Task directions: Using the listing below, copy every line that mentions "tronic".
○ ○ ○ ○
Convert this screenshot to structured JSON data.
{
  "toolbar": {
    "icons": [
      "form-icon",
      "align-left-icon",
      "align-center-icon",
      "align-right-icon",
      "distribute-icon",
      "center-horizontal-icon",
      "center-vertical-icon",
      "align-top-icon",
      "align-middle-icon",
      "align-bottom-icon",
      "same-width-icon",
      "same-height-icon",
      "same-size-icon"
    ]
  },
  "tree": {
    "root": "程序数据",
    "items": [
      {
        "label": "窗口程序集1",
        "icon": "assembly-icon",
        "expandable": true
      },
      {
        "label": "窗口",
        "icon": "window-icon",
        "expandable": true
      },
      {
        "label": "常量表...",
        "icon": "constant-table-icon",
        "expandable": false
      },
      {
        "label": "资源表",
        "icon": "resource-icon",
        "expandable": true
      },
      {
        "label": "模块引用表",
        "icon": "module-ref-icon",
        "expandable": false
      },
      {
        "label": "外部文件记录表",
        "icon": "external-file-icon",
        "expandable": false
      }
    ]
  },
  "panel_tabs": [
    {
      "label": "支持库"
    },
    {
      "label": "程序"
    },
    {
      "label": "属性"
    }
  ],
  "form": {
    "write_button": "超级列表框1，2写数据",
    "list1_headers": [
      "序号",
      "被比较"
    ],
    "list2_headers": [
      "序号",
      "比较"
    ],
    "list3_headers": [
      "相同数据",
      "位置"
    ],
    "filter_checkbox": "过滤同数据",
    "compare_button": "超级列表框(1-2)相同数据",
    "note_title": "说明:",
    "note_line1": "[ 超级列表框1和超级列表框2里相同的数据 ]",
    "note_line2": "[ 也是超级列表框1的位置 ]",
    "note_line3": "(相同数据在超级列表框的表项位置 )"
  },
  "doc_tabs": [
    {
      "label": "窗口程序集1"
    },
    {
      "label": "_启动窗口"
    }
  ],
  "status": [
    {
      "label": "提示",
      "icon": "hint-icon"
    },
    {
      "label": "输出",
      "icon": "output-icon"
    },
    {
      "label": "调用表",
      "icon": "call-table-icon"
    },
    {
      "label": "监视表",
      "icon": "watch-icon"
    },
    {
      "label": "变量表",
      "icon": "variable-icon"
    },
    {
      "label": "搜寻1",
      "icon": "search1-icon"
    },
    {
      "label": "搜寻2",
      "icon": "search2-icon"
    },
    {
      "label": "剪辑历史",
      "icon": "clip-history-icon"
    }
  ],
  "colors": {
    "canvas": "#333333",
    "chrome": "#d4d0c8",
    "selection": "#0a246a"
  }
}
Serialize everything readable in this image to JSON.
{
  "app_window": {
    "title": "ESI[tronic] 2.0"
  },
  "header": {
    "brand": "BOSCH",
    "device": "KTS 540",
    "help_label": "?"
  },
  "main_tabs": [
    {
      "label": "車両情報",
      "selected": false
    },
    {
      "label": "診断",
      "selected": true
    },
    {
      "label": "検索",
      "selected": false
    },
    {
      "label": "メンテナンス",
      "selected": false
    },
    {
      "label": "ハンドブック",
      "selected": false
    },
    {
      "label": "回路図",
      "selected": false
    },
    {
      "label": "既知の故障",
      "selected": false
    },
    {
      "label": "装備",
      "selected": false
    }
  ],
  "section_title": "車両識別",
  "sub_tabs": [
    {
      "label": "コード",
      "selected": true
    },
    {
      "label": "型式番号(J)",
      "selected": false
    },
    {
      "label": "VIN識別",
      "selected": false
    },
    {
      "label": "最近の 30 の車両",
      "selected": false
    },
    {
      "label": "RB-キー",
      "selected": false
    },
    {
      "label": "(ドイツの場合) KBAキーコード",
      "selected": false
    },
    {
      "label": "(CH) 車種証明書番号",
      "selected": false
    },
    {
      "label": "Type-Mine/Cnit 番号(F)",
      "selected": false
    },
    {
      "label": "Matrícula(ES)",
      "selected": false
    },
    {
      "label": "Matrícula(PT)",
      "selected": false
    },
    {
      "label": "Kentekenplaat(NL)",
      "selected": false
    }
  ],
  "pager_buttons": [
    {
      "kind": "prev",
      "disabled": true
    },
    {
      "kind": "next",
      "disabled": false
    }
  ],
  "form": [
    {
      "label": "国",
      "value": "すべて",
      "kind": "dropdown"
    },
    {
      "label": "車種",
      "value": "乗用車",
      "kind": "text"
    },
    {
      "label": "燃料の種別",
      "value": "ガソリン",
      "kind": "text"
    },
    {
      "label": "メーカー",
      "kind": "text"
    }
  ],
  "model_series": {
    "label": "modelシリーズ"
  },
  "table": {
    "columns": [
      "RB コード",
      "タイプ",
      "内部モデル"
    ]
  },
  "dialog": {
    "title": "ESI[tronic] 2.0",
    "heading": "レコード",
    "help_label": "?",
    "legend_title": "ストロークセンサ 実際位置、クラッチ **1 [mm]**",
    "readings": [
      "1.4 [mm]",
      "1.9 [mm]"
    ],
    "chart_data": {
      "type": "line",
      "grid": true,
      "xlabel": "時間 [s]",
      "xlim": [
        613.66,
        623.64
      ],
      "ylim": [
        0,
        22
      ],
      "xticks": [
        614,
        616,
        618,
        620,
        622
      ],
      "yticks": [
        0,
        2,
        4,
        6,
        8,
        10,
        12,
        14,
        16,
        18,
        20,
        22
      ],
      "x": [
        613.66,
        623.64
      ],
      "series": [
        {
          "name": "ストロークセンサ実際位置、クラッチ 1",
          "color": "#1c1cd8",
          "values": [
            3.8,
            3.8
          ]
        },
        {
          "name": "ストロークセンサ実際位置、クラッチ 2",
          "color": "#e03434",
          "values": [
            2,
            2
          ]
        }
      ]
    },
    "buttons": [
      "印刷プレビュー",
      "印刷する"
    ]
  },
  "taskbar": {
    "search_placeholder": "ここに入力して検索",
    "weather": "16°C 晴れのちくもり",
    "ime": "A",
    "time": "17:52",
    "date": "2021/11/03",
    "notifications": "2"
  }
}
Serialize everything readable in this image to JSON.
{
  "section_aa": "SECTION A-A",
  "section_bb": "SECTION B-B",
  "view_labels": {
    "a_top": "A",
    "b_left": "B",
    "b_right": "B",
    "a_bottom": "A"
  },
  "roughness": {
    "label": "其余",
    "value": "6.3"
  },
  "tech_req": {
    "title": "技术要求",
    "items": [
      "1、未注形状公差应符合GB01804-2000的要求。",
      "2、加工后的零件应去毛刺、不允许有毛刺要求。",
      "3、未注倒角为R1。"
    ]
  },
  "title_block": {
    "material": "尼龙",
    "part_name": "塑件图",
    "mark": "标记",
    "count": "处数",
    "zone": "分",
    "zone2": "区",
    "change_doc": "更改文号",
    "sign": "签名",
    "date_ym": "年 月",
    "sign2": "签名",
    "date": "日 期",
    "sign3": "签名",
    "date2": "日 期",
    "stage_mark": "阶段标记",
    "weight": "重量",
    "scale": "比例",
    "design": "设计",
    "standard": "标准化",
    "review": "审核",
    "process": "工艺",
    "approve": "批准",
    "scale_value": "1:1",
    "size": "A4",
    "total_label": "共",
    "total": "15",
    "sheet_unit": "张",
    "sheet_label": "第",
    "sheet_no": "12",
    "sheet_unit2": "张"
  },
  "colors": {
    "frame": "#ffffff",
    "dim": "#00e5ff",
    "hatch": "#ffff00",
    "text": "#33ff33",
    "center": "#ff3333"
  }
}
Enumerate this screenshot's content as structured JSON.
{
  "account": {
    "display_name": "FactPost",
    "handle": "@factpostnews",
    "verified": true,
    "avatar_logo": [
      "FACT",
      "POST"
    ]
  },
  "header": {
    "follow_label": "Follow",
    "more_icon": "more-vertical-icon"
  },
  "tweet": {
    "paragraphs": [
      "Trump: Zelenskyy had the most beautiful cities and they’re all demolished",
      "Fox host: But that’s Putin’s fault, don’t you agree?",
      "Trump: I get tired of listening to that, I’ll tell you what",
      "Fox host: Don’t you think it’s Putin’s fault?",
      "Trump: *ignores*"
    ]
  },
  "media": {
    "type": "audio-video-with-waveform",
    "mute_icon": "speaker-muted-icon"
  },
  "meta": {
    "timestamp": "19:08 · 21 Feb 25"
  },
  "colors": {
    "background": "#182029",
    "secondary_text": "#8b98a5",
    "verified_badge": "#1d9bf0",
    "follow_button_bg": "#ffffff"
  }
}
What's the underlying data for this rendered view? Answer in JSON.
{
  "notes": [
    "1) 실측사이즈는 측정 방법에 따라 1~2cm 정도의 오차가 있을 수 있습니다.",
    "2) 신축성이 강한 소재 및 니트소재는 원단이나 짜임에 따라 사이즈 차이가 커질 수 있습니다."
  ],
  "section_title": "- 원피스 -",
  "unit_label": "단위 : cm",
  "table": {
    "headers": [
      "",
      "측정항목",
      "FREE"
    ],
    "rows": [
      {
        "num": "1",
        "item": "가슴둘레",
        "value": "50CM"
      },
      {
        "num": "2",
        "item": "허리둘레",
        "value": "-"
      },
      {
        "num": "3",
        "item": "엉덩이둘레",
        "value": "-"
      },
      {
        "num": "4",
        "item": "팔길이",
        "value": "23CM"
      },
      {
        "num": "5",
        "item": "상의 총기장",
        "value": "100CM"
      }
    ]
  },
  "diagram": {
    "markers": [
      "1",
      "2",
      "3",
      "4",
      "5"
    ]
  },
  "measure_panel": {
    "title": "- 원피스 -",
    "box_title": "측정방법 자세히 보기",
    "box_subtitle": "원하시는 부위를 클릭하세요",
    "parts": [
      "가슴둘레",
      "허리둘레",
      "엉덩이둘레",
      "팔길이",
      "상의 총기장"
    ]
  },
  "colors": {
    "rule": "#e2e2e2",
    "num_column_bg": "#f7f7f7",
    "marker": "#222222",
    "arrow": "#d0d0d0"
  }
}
○ ○ ○ ○
Finished exercise:
    "title": "ESI[tronic] 2.0"
    "title": "ESI[tronic] 2.0",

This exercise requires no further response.